# WRITTEN TASK
Check each line of the listing for the word "调离工作岗位" and report how many lines contain it, giving nothing but the number.

# STORED RECORDS

═══

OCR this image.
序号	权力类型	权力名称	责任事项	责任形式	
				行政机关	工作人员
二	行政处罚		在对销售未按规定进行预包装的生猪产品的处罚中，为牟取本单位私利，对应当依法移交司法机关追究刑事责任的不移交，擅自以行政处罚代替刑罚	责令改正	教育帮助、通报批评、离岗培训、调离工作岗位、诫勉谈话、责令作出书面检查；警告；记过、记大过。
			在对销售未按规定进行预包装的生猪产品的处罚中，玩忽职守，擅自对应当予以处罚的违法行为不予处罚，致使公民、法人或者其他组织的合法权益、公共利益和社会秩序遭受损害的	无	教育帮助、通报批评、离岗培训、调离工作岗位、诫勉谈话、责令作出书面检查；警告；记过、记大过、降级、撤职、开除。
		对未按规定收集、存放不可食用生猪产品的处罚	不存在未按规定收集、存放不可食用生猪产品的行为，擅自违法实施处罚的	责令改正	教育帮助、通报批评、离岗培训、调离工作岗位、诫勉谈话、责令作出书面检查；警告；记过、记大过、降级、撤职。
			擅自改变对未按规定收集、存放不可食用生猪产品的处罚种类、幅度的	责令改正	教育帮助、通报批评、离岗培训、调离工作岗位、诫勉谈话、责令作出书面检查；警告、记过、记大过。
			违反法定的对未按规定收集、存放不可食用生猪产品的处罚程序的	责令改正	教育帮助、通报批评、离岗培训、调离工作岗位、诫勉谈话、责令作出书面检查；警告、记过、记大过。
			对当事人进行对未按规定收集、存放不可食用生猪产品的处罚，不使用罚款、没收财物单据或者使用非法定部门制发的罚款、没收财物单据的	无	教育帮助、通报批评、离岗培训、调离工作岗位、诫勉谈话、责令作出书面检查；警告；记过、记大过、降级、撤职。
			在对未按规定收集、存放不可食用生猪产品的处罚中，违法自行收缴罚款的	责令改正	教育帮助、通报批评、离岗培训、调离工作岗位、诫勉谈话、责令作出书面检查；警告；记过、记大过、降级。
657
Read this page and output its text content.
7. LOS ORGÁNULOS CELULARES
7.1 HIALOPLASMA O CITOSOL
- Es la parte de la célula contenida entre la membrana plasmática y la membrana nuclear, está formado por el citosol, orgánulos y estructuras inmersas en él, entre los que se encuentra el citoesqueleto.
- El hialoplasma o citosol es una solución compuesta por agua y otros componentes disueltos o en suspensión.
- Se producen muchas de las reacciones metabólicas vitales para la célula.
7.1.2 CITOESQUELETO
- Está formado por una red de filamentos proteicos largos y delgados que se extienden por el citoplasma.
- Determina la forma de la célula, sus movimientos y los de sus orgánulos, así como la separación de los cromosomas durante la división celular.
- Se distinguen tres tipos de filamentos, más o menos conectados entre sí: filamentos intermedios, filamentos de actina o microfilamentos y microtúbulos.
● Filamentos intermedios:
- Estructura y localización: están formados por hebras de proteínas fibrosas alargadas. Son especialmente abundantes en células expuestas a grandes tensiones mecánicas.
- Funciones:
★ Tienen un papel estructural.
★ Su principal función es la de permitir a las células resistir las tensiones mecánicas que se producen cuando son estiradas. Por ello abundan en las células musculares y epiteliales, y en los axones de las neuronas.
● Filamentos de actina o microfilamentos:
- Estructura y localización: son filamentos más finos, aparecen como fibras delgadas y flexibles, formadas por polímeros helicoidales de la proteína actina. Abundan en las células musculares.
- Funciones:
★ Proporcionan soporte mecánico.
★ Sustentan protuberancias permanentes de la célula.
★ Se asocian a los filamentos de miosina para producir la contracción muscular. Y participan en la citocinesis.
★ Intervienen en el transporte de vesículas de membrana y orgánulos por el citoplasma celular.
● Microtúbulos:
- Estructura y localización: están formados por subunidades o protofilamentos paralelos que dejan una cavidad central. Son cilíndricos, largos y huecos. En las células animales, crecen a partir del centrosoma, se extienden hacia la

═══

# WRITTEN SOLUTION
7